(PROBLEM DESCRIPTION): Copy out all the lines where "users" shows up.

Stored entries:
— BEGIN —

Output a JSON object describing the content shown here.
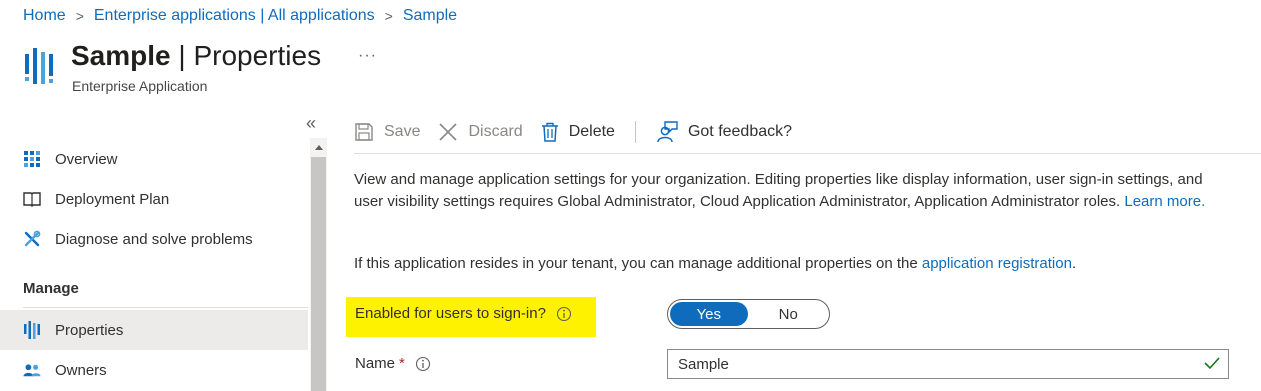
{
  "breadcrumb": {
    "items": [
      "Home",
      "Enterprise applications | All applications",
      "Sample"
    ],
    "separator": ">"
  },
  "header": {
    "app_name": "Sample",
    "title_divider": " | ",
    "page": "Properties",
    "subtitle": "Enterprise Application",
    "more": "···"
  },
  "sidebar": {
    "collapse": "«",
    "items": [
      {
        "label": "Overview",
        "icon": "overview-grid-icon"
      },
      {
        "label": "Deployment Plan",
        "icon": "book-icon"
      },
      {
        "label": "Diagnose and solve problems",
        "icon": "wrench-icon"
      }
    ],
    "section_heading": "Manage",
    "manage_items": [
      {
        "label": "Properties",
        "icon": "properties-bars-icon",
        "selected": true
      },
      {
        "label": "Owners",
        "icon": "users-icon"
      }
    ]
  },
  "toolbar": {
    "save": "Save",
    "discard": "Discard",
    "delete": "Delete",
    "feedback": "Got feedback?"
  },
  "content": {
    "description": "View and manage application settings for your organization. Editing properties like display information, user sign-in settings, and user visibility settings requires Global Administrator, Cloud Application Administrator, Application Administrator roles.",
    "learn_more": "Learn more.",
    "tenant_info_prefix": "If this application resides in your tenant, you can manage additional properties on the",
    "tenant_info_link": "application registration",
    "tenant_info_suffix": "."
  },
  "form": {
    "enabled_label": "Enabled for users to sign-in?",
    "enabled_options": [
      "Yes",
      "No"
    ],
    "enabled_value": "Yes",
    "name_label": "Name",
    "required_marker": "*",
    "name_value": "Sample"
  },
  "colors": {
    "accent": "#0f6cbd",
    "highlight": "#fff200",
    "valid_check": "#107c10",
    "required": "#a4262c"
  }
}
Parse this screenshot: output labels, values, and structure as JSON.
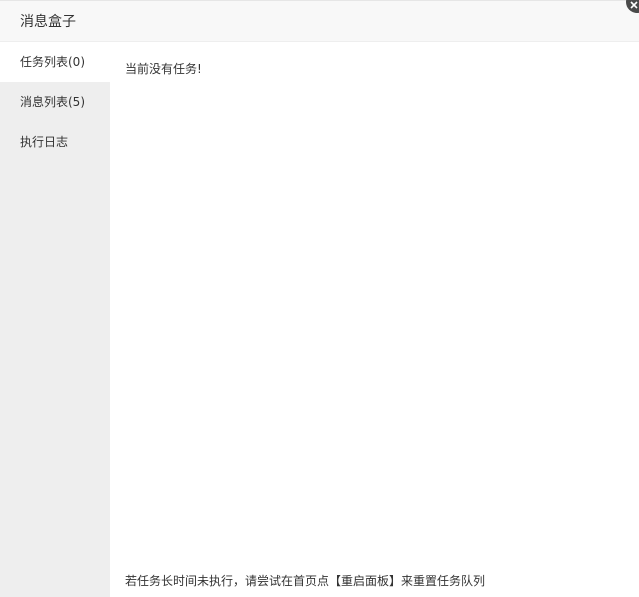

— END —

(TASK ANSWER):
        "icon": "users-icon"
    "enabled_label": "Enabled for users to sign-in?",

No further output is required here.